**Your task:** Count every line of the material that holds the string "month". Respond with the total only.

**Material for this exercise:**
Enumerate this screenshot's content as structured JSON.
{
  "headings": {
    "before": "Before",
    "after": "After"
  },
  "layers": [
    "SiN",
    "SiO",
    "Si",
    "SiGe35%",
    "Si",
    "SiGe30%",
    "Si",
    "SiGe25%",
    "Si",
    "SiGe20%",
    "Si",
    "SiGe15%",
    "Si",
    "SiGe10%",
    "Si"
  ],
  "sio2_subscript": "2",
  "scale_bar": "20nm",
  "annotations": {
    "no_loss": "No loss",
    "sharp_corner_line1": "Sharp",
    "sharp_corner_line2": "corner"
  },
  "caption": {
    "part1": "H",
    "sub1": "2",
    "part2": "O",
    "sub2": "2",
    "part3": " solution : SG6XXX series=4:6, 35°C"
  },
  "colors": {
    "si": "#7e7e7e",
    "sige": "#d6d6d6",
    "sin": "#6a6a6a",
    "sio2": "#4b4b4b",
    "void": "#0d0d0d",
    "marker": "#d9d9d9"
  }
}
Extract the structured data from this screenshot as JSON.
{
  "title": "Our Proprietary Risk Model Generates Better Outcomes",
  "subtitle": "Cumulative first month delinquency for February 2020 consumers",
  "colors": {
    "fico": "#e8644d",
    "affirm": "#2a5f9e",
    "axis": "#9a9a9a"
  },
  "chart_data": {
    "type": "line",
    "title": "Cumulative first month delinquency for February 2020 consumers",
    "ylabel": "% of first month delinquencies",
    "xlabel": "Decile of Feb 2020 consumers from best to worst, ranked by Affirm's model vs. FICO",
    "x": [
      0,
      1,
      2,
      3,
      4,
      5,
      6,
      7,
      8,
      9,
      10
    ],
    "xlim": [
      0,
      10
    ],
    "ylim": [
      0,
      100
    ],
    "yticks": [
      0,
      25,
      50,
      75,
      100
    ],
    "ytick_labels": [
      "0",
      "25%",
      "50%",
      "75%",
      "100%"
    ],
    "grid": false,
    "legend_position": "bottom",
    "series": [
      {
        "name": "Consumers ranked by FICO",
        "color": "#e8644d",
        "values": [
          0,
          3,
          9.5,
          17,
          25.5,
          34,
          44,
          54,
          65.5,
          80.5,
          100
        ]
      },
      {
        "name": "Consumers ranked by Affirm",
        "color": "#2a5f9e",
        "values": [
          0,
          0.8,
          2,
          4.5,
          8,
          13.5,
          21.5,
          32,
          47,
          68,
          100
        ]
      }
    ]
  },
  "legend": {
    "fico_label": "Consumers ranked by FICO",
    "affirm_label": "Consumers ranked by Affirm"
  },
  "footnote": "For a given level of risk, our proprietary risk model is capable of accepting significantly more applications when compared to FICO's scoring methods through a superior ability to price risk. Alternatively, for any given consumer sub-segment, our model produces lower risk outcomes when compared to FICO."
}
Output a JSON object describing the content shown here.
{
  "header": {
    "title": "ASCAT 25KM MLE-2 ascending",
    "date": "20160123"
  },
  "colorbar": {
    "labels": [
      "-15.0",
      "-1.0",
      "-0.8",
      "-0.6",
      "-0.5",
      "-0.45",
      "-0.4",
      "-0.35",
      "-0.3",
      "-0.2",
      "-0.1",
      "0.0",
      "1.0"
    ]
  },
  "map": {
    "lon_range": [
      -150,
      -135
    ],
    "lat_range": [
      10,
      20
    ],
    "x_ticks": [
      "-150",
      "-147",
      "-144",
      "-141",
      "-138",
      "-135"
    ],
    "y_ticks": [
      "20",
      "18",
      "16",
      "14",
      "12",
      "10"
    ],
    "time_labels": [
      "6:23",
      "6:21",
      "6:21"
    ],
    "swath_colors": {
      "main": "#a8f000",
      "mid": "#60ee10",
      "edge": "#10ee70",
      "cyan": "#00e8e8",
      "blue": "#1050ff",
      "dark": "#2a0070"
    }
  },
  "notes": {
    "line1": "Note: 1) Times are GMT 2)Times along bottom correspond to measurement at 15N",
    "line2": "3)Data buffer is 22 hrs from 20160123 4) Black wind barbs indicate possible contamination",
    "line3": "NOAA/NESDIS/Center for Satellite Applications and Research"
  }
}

**Finished task:** 3